▸ **What is required**
Copy out the data below verbatim.

==== Dataset records ====

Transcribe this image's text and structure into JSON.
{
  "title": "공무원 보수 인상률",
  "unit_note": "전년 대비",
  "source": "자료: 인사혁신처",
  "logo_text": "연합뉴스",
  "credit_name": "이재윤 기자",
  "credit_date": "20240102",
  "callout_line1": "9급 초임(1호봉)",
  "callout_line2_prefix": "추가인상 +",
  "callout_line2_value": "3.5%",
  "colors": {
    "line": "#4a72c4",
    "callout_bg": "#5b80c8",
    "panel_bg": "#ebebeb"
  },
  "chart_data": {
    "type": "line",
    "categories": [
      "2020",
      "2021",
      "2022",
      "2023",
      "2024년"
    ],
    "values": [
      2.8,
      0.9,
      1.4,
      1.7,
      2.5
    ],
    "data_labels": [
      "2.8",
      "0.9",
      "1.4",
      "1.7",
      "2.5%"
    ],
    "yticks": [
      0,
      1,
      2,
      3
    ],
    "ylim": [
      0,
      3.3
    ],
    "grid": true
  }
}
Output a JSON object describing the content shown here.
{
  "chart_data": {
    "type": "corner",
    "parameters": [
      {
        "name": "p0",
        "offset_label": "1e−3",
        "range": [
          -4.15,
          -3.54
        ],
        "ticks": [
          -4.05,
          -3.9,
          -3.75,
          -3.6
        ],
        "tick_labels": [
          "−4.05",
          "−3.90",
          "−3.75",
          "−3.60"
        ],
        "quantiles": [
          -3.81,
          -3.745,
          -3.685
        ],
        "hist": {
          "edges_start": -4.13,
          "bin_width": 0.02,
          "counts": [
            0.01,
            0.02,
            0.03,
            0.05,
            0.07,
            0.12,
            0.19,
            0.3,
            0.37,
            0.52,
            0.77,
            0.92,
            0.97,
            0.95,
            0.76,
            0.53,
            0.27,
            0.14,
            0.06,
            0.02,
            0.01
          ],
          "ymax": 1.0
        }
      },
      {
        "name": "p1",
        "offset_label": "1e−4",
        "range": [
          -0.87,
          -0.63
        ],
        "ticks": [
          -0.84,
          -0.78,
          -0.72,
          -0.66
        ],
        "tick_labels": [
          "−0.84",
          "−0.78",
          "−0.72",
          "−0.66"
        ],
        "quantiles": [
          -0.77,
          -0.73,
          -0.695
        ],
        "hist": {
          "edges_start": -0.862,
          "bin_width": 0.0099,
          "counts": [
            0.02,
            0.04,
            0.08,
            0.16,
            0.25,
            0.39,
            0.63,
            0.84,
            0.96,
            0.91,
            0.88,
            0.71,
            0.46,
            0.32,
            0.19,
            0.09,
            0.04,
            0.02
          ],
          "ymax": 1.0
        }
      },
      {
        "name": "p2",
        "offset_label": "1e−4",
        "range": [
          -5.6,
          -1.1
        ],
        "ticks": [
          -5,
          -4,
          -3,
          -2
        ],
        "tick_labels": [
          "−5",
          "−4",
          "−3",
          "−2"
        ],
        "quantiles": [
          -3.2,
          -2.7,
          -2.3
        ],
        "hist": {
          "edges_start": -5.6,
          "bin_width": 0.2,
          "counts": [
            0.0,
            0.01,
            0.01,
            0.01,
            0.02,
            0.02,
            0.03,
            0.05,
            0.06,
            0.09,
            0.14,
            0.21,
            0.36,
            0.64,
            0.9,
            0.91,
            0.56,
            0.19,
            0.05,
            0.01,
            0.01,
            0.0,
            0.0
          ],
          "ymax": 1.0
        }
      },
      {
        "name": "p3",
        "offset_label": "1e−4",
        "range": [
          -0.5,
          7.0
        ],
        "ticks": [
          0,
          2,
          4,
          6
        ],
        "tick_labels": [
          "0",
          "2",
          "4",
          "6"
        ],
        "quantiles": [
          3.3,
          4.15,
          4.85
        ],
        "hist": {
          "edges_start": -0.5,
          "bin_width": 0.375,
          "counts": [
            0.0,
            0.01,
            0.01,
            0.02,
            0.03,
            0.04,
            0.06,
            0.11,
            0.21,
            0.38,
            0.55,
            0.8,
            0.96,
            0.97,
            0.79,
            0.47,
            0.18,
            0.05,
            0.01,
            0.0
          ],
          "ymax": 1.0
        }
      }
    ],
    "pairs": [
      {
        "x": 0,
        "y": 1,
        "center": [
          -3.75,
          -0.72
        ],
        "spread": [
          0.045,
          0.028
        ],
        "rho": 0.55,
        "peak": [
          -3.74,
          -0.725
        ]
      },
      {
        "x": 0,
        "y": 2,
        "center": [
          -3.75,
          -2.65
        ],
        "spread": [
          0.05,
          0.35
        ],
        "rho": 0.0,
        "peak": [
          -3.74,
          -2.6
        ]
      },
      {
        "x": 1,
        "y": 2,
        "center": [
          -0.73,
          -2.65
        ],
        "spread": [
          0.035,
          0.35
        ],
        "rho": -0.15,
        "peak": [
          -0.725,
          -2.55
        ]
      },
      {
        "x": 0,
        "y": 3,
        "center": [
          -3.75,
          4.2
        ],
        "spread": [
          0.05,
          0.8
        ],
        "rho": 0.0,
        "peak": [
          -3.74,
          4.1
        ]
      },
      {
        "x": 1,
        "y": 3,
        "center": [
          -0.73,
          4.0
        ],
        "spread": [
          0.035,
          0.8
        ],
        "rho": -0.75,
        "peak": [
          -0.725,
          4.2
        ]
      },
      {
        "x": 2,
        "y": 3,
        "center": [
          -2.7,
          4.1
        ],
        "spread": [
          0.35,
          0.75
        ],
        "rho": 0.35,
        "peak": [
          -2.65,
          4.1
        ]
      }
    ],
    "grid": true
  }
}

====

▸ **Task answer**
Transcribe this image's text and structure into JSON.
{
  "title": "공무원 보수 인상률",
  "unit_note": "전년 대비",
  "source": "자료: 인사혁신처",
  "logo_text": "연합뉴스",
  "credit_name": "이재윤 기자",
  "credit_date": "20240102",
  "callout_line1": "9급 초임(1호봉)",
  "callout_line2_prefix": "추가인상 +",
  "callout_line2_value": "3.5%",
  "colors": {
    "line": "#4a72c4",
    "callout_bg": "#5b80c8",
    "panel_bg": "#ebebeb"
  },
  "chart_data": {
    "type": "line",
    "categories": [
      "2020",
      "2021",
      "2022",
      "2023",
      "2024년"
    ],
    "values": [
      2.8,
      0.9,
      1.4,
      1.7,
      2.5
    ],
    "data_labels": [
      "2.8",
      "0.9",
      "1.4",
      "1.7",
      "2.5%"
    ],
    "yticks": [
      0,
      1,
      2,
      3
    ],
    "ylim": [
      0,
      3.3
    ],
    "grid": true
  }
}
Output a JSON object describing the content shown here.
{
  "chart_data": {
    "type": "corner",
    "parameters": [
      {
        "name": "p0",
        "offset_label": "1e−3",
        "range": [
          -4.15,
          -3.54
        ],
        "ticks": [
          -4.05,
          -3.9,
          -3.75,
          -3.6
        ],
        "tick_labels": [
          "−4.05",
          "−3.90",
          "−3.75",
          "−3.60"
        ],
        "quantiles": [
          -3.81,
          -3.745,
          -3.685
        ],
        "hist": {
          "edges_start": -4.13,
          "bin_width": 0.02,
          "counts": [
            0.01,
            0.02,
            0.03,
            0.05,
            0.07,
            0.12,
            0.19,
            0.3,
            0.37,
            0.52,
            0.77,
            0.92,
            0.97,
            0.95,
            0.76,
            0.53,
            0.27,
            0.14,
            0.06,
            0.02,
            0.01
          ],
          "ymax": 1.0
        }
      },
      {
        "name": "p1",
        "offset_label": "1e−4",
        "range": [
          -0.87,
          -0.63
        ],
        "ticks": [
          -0.84,
          -0.78,
          -0.72,
          -0.66
        ],
        "tick_labels": [
          "−0.84",
          "−0.78",
          "−0.72",
          "−0.66"
        ],
        "quantiles": [
          -0.77,
          -0.73,
          -0.695
        ],
        "hist": {
          "edges_start": -0.862,
          "bin_width": 0.0099,
          "counts": [
            0.02,
            0.04,
            0.08,
            0.16,
            0.25,
            0.39,
            0.63,
            0.84,
            0.96,
            0.91,
            0.88,
            0.71,
            0.46,
            0.32,
            0.19,
            0.09,
            0.04,
            0.02
          ],
          "ymax": 1.0
        }
      },
      {
        "name": "p2",
        "offset_label": "1e−4",
        "range": [
          -5.6,
          -1.1
        ],
        "ticks": [
          -5,
          -4,
          -3,
          -2
        ],
        "tick_labels": [
          "−5",
          "−4",
          "−3",
          "−2"
        ],
        "quantiles": [
          -3.2,
          -2.7,
          -2.3
        ],
        "hist": {
          "edges_start": -5.6,
          "bin_width": 0.2,
          "counts": [
            0.0,
            0.01,
            0.01,
            0.01,
            0.02,
            0.02,
            0.03,
            0.05,
            0.06,
            0.09,
            0.14,
            0.21,
            0.36,
            0.64,
            0.9,
            0.91,
            0.56,
            0.19,
            0.05,
            0.01,
            0.01,
            0.0,
            0.0
          ],
          "ymax": 1.0
        }
      },
      {
        "name": "p3",
        "offset_label": "1e−4",
        "range": [
          -0.5,
          7.0
        ],
        "ticks": [
          0,
          2,
          4,
          6
        ],
        "tick_labels": [
          "0",
          "2",
          "4",
          "6"
        ],
        "quantiles": [
          3.3,
          4.15,
          4.85
        ],
        "hist": {
          "edges_start": -0.5,
          "bin_width": 0.375,
          "counts": [
            0.0,
            0.01,
            0.01,
            0.02,
            0.03,
            0.04,
            0.06,
            0.11,
            0.21,
            0.38,
            0.55,
            0.8,
            0.96,
            0.97,
            0.79,
            0.47,
            0.18,
            0.05,
            0.01,
            0.0
          ],
          "ymax": 1.0
        }
      }
    ],
    "pairs": [
      {
        "x": 0,
        "y": 1,
        "center": [
          -3.75,
          -0.72
        ],
        "spread": [
          0.045,
          0.028
        ],
        "rho": 0.55,
        "peak": [
          -3.74,
          -0.725
        ]
      },
      {
        "x": 0,
        "y": 2,
        "center": [
          -3.75,
          -2.65
        ],
        "spread": [
          0.05,
          0.35
        ],
        "rho": 0.0,
        "peak": [
          -3.74,
          -2.6
        ]
      },
      {
        "x": 1,
        "y": 2,
        "center": [
          -0.73,
          -2.65
        ],
        "spread": [
          0.035,
          0.35
        ],
        "rho": -0.15,
        "peak": [
          -0.725,
          -2.55
        ]
      },
      {
        "x": 0,
        "y": 3,
        "center": [
          -3.75,
          4.2
        ],
        "spread": [
          0.05,
          0.8
        ],
        "rho": 0.0,
        "peak": [
          -3.74,
          4.1
        ]
      },
      {
        "x": 1,
        "y": 3,
        "center": [
          -0.73,
          4.0
        ],
        "spread": [
          0.035,
          0.8
        ],
        "rho": -0.75,
        "peak": [
          -0.725,
          4.2
        ]
      },
      {
        "x": 2,
        "y": 3,
        "center": [
          -2.7,
          4.1
        ],
        "spread": [
          0.35,
          0.75
        ],
        "rho": 0.35,
        "peak": [
          -2.65,
          4.1
        ]
      }
    ],
    "grid": true
  }
}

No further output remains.